→ **TASK TO CARRY OUT**: Repeat the material exactly, leaving nothing out.

-*-*-

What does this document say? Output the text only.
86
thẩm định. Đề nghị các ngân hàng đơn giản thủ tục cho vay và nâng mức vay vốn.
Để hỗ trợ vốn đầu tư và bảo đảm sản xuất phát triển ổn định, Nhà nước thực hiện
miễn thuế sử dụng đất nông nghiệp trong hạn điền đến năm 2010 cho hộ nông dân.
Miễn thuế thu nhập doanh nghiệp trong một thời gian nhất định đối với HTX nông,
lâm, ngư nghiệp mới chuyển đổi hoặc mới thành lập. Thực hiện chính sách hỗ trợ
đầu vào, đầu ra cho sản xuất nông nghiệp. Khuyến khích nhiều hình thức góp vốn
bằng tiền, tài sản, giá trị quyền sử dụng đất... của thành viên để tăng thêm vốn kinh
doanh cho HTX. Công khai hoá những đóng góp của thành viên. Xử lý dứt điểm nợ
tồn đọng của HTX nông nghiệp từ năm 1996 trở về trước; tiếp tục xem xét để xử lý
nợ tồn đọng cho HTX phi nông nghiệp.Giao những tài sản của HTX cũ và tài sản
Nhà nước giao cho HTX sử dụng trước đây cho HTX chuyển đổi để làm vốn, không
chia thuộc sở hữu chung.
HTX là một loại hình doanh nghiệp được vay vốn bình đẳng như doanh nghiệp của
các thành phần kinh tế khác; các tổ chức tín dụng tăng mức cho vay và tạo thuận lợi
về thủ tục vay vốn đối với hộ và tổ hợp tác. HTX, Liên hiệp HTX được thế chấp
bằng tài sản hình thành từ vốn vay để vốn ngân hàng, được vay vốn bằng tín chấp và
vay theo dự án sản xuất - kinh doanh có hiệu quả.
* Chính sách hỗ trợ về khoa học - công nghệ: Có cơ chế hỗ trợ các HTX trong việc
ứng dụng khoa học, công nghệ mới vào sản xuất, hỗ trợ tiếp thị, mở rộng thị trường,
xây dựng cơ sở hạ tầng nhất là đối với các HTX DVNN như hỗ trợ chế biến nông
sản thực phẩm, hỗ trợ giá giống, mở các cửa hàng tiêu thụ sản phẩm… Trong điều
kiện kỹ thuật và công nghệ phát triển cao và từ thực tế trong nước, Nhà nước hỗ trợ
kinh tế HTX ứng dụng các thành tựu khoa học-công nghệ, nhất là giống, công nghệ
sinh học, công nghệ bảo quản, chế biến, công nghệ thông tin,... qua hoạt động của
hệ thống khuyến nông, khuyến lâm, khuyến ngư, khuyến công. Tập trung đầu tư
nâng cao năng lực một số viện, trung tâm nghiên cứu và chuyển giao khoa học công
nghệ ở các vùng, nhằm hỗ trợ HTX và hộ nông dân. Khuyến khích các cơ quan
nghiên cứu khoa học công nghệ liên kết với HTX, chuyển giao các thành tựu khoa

-*-*-

→ **COMPLETE ANSWER**:
What does this document say? Output the text only.
86
thẩm định. Đề nghị các ngân hàng đơn giản thủ tục cho vay và nâng mức vay vốn.
Để hỗ trợ vốn đầu tư và bảo đảm sản xuất phát triển ổn định, Nhà nước thực hiện
miễn thuế sử dụng đất nông nghiệp trong hạn điền đến năm 2010 cho hộ nông dân.
Miễn thuế thu nhập doanh nghiệp trong một thời gian nhất định đối với HTX nông,
lâm, ngư nghiệp mới chuyển đổi hoặc mới thành lập. Thực hiện chính sách hỗ trợ
đầu vào, đầu ra cho sản xuất nông nghiệp. Khuyến khích nhiều hình thức góp vốn
bằng tiền, tài sản, giá trị quyền sử dụng đất... của thành viên để tăng thêm vốn kinh
doanh cho HTX. Công khai hoá những đóng góp của thành viên. Xử lý dứt điểm nợ
tồn đọng của HTX nông nghiệp từ năm 1996 trở về trước; tiếp tục xem xét để xử lý
nợ tồn đọng cho HTX phi nông nghiệp.Giao những tài sản của HTX cũ và tài sản
Nhà nước giao cho HTX sử dụng trước đây cho HTX chuyển đổi để làm vốn, không
chia thuộc sở hữu chung.
HTX là một loại hình doanh nghiệp được vay vốn bình đẳng như doanh nghiệp của
các thành phần kinh tế khác; các tổ chức tín dụng tăng mức cho vay và tạo thuận lợi
về thủ tục vay vốn đối với hộ và tổ hợp tác. HTX, Liên hiệp HTX được thế chấp
bằng tài sản hình thành từ vốn vay để vốn ngân hàng, được vay vốn bằng tín chấp và
vay theo dự án sản xuất - kinh doanh có hiệu quả.
* Chính sách hỗ trợ về khoa học - công nghệ: Có cơ chế hỗ trợ các HTX trong việc
ứng dụng khoa học, công nghệ mới vào sản xuất, hỗ trợ tiếp thị, mở rộng thị trường,
xây dựng cơ sở hạ tầng nhất là đối với các HTX DVNN như hỗ trợ chế biến nông
sản thực phẩm, hỗ trợ giá giống, mở các cửa hàng tiêu thụ sản phẩm… Trong điều
kiện kỹ thuật và công nghệ phát triển cao và từ thực tế trong nước, Nhà nước hỗ trợ
kinh tế HTX ứng dụng các thành tựu khoa học-công nghệ, nhất là giống, công nghệ
sinh học, công nghệ bảo quản, chế biến, công nghệ thông tin,... qua hoạt động của
hệ thống khuyến nông, khuyến lâm, khuyến ngư, khuyến công. Tập trung đầu tư
nâng cao năng lực một số viện, trung tâm nghiên cứu và chuyển giao khoa học công
nghệ ở các vùng, nhằm hỗ trợ HTX và hộ nông dân. Khuyến khích các cơ quan
nghiên cứu khoa học công nghệ liên kết với HTX, chuyển giao các thành tựu khoa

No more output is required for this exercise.